=== PROMPT ===
Which lines contain the string "Minimum"? Please list every one of them.

Dataset items
_ _ _

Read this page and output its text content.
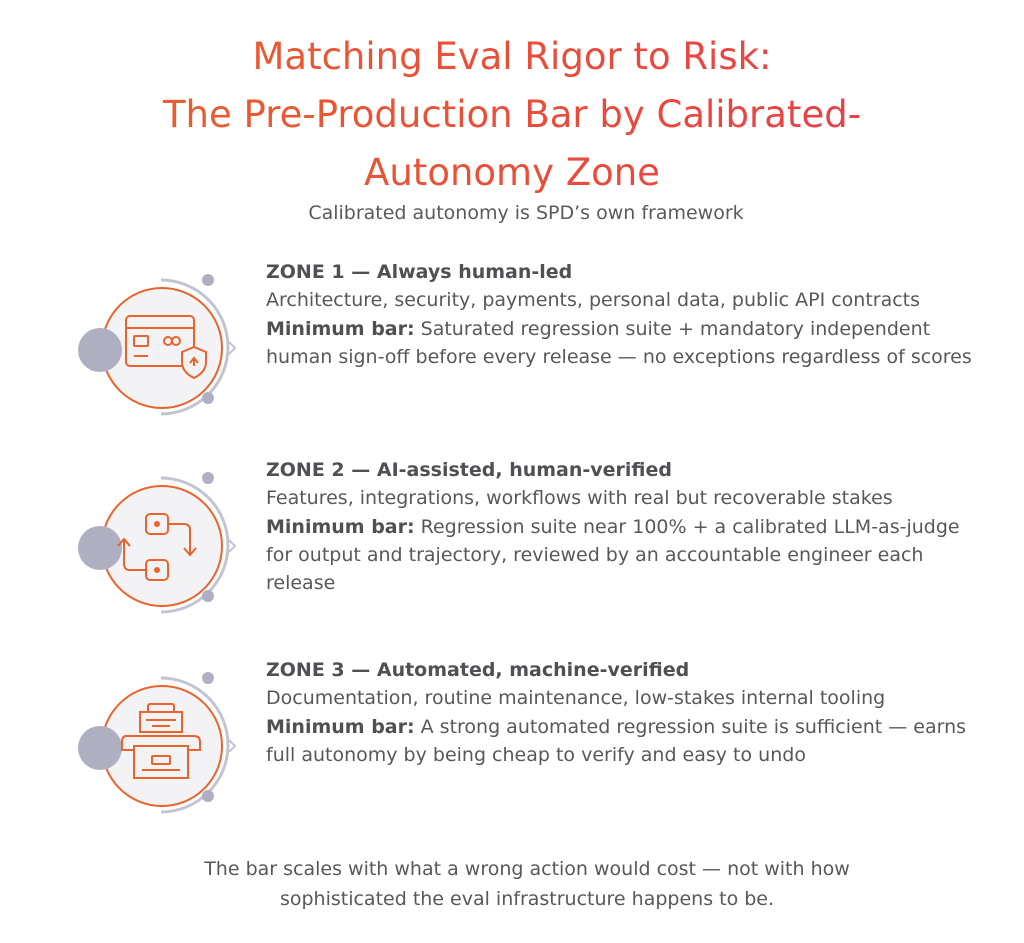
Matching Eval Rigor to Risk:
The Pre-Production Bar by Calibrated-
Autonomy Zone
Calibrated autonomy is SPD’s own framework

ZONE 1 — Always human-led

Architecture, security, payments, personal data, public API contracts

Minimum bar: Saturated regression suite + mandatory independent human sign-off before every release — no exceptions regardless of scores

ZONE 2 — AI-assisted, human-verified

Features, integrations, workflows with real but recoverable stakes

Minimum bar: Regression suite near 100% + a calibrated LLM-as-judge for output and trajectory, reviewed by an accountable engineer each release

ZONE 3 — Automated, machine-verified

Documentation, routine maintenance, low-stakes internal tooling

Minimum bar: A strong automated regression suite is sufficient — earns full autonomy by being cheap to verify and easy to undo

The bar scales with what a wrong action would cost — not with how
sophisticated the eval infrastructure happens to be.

_ _ _

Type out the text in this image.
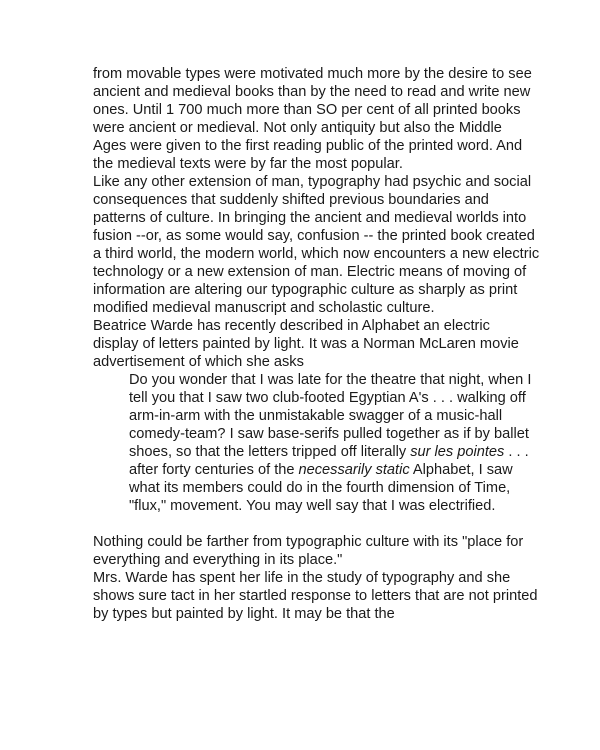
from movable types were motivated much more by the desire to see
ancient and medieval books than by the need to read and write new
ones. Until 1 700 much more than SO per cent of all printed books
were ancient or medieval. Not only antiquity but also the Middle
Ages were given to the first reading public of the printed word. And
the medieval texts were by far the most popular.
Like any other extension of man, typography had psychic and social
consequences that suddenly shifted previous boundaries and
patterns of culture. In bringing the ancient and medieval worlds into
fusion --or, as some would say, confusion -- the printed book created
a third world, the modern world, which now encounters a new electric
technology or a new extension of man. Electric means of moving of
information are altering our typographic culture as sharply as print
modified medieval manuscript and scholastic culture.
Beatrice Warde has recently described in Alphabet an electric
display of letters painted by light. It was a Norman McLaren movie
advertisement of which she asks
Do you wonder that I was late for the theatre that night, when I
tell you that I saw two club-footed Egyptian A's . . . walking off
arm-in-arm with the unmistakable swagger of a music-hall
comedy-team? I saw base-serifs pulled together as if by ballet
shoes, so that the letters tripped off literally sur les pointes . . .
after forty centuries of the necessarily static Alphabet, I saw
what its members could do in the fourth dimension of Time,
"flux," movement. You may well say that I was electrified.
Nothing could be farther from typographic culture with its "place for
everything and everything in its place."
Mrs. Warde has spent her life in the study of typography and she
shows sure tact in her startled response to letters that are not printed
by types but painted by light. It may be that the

_ _ _

=== FINISHED ANSWER ===
Minimum bar: Saturated regression suite + mandatory independent human sign-off before every release — no exceptions regardless of scores
Minimum bar: Regression suite near 100% + a calibrated LLM-as-judge for output and trajectory, reviewed by an accountable engineer each release
Minimum bar: A strong automated regression suite is sufficient — earns full autonomy by being cheap to verify and easy to undo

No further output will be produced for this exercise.